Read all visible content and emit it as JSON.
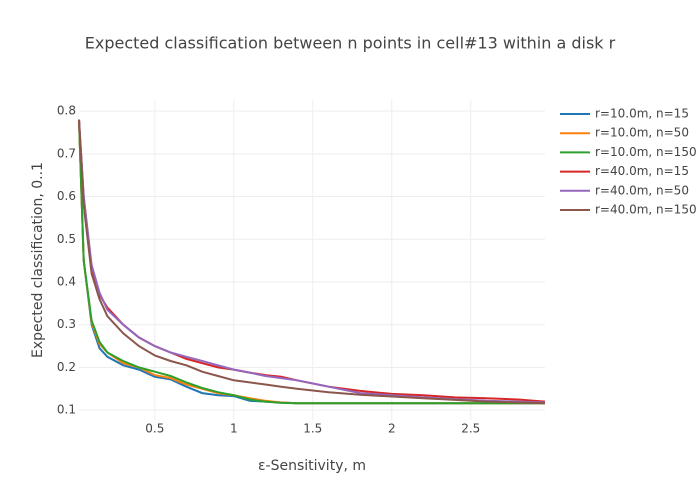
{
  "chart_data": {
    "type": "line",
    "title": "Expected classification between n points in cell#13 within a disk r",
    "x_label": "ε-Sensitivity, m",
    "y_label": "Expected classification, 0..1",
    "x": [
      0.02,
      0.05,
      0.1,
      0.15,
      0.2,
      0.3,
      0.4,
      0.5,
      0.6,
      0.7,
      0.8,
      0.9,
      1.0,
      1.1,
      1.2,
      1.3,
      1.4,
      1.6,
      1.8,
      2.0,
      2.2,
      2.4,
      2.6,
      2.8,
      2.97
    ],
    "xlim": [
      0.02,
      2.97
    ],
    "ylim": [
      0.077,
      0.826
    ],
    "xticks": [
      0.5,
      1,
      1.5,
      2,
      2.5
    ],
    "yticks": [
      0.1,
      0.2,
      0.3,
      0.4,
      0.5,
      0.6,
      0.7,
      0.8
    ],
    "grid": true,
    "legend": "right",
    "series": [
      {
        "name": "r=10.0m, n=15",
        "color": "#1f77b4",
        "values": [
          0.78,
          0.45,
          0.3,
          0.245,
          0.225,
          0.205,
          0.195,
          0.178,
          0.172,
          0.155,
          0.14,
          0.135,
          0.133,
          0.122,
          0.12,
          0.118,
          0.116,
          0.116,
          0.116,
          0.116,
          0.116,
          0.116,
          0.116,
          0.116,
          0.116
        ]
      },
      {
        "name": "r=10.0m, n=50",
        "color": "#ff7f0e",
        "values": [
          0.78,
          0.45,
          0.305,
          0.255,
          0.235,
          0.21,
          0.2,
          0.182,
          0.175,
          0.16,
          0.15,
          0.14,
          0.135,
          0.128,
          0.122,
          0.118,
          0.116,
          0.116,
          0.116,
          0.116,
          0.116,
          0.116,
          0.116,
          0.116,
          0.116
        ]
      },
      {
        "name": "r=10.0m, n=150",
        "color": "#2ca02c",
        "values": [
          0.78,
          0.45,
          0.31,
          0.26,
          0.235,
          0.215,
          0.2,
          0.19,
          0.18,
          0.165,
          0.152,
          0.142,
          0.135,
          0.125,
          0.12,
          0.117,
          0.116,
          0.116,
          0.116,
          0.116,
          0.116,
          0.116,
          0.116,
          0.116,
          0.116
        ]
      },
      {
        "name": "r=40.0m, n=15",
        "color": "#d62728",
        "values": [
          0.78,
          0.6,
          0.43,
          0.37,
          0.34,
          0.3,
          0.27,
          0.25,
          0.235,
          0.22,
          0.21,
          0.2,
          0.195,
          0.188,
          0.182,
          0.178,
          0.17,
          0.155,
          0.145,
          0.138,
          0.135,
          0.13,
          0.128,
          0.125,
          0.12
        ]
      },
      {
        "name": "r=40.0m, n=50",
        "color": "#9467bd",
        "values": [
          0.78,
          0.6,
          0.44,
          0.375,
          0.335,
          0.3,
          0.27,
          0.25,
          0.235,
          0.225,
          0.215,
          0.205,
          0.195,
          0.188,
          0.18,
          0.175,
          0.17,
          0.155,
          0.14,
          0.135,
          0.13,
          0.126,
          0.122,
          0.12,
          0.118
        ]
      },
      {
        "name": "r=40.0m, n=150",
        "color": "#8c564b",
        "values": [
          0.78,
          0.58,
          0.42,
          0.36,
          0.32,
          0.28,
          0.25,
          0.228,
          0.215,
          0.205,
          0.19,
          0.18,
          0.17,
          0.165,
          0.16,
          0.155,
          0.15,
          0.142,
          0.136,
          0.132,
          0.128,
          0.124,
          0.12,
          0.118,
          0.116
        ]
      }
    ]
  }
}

====================

Nothing in the entries should change as you copy them, except that the pictures are left out.

Read all visible content and emit it as JSON.
{
  "chart_data": {
    "type": "line",
    "title": "Expected classification between n points in cell#13 within a disk r",
    "x_label": "ε-Sensitivity, m",
    "y_label": "Expected classification, 0..1",
    "x": [
      0.02,
      0.05,
      0.1,
      0.15,
      0.2,
      0.3,
      0.4,
      0.5,
      0.6,
      0.7,
      0.8,
      0.9,
      1.0,
      1.1,
      1.2,
      1.3,
      1.4,
      1.6,
      1.8,
      2.0,
      2.2,
      2.4,
      2.6,
      2.8,
      2.97
    ],
    "xlim": [
      0.02,
      2.97
    ],
    "ylim": [
      0.077,
      0.826
    ],
    "xticks": [
      0.5,
      1,
      1.5,
      2,
      2.5
    ],
    "yticks": [
      0.1,
      0.2,
      0.3,
      0.4,
      0.5,
      0.6,
      0.7,
      0.8
    ],
    "grid": true,
    "legend": "right",
    "series": [
      {
        "name": "r=10.0m, n=15",
        "color": "#1f77b4",
        "values": [
          0.78,
          0.45,
          0.3,
          0.245,
          0.225,
          0.205,
          0.195,
          0.178,
          0.172,
          0.155,
          0.14,
          0.135,
          0.133,
          0.122,
          0.12,
          0.118,
          0.116,
          0.116,
          0.116,
          0.116,
          0.116,
          0.116,
          0.116,
          0.116,
          0.116
        ]
      },
      {
        "name": "r=10.0m, n=50",
        "color": "#ff7f0e",
        "values": [
          0.78,
          0.45,
          0.305,
          0.255,
          0.235,
          0.21,
          0.2,
          0.182,
          0.175,
          0.16,
          0.15,
          0.14,
          0.135,
          0.128,
          0.122,
          0.118,
          0.116,
          0.116,
          0.116,
          0.116,
          0.116,
          0.116,
          0.116,
          0.116,
          0.116
        ]
      },
      {
        "name": "r=10.0m, n=150",
        "color": "#2ca02c",
        "values": [
          0.78,
          0.45,
          0.31,
          0.26,
          0.235,
          0.215,
          0.2,
          0.19,
          0.18,
          0.165,
          0.152,
          0.142,
          0.135,
          0.125,
          0.12,
          0.117,
          0.116,
          0.116,
          0.116,
          0.116,
          0.116,
          0.116,
          0.116,
          0.116,
          0.116
        ]
      },
      {
        "name": "r=40.0m, n=15",
        "color": "#d62728",
        "values": [
          0.78,
          0.6,
          0.43,
          0.37,
          0.34,
          0.3,
          0.27,
          0.25,
          0.235,
          0.22,
          0.21,
          0.2,
          0.195,
          0.188,
          0.182,
          0.178,
          0.17,
          0.155,
          0.145,
          0.138,
          0.135,
          0.13,
          0.128,
          0.125,
          0.12
        ]
      },
      {
        "name": "r=40.0m, n=50",
        "color": "#9467bd",
        "values": [
          0.78,
          0.6,
          0.44,
          0.375,
          0.335,
          0.3,
          0.27,
          0.25,
          0.235,
          0.225,
          0.215,
          0.205,
          0.195,
          0.188,
          0.18,
          0.175,
          0.17,
          0.155,
          0.14,
          0.135,
          0.13,
          0.126,
          0.122,
          0.12,
          0.118
        ]
      },
      {
        "name": "r=40.0m, n=150",
        "color": "#8c564b",
        "values": [
          0.78,
          0.58,
          0.42,
          0.36,
          0.32,
          0.28,
          0.25,
          0.228,
          0.215,
          0.205,
          0.19,
          0.18,
          0.17,
          0.165,
          0.16,
          0.155,
          0.15,
          0.142,
          0.136,
          0.132,
          0.128,
          0.124,
          0.12,
          0.118,
          0.116
        ]
      }
    ]
  }
}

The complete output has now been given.